EXERCISE INPUT
--- Begin ---

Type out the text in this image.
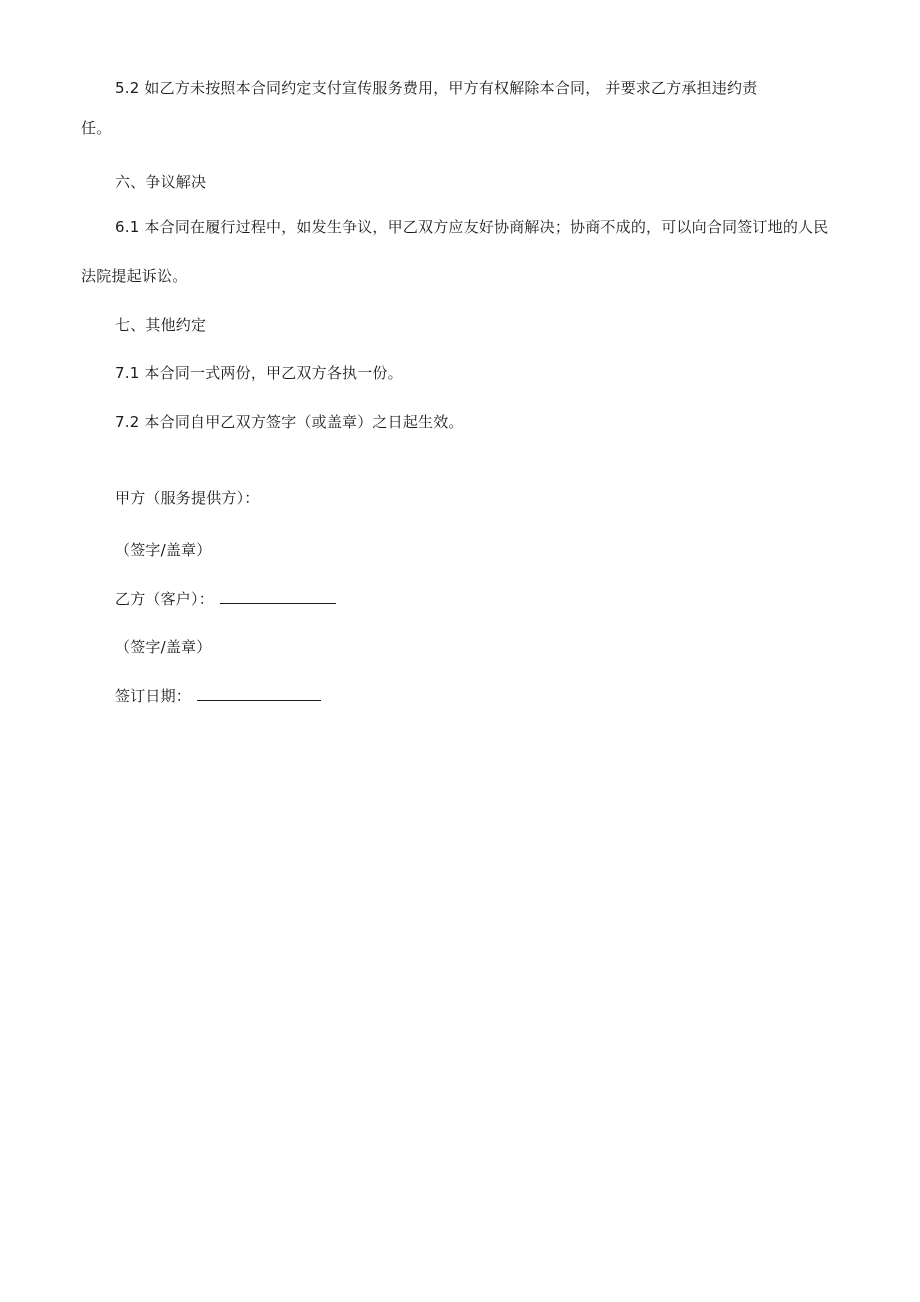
5.2 如乙方未按照本合同约定支付宣传服务费用，甲方有权解除本合同， 并要求乙方承担违约责
任。
六、争议解决
6.1 本合同在履行过程中，如发生争议，甲乙双方应友好协商解决；协商不成的，可以向合同签订地的人民
法院提起诉讼。
七、其他约定
7.1 本合同一式两份，甲乙双方各执一份。
7.2 本合同自甲乙双方签字（或盖章）之日起生效。
甲方（服务提供方）：
（签字/盖章）
乙方（客户）：
（签字/盖章）
签订日期：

--- End ---

REQUIRED TASK
Above are records to transcribe exactly; leave their pictures out.

RESPONSE TO THIS TASK
Type out the text in this image.
5.2 如乙方未按照本合同约定支付宣传服务费用，甲方有权解除本合同， 并要求乙方承担违约责
任。
六、争议解决
6.1 本合同在履行过程中，如发生争议，甲乙双方应友好协商解决；协商不成的，可以向合同签订地的人民
法院提起诉讼。
七、其他约定
7.1 本合同一式两份，甲乙双方各执一份。
7.2 本合同自甲乙双方签字（或盖章）之日起生效。
甲方（服务提供方）：
（签字/盖章）
乙方（客户）：
（签字/盖章）
签订日期：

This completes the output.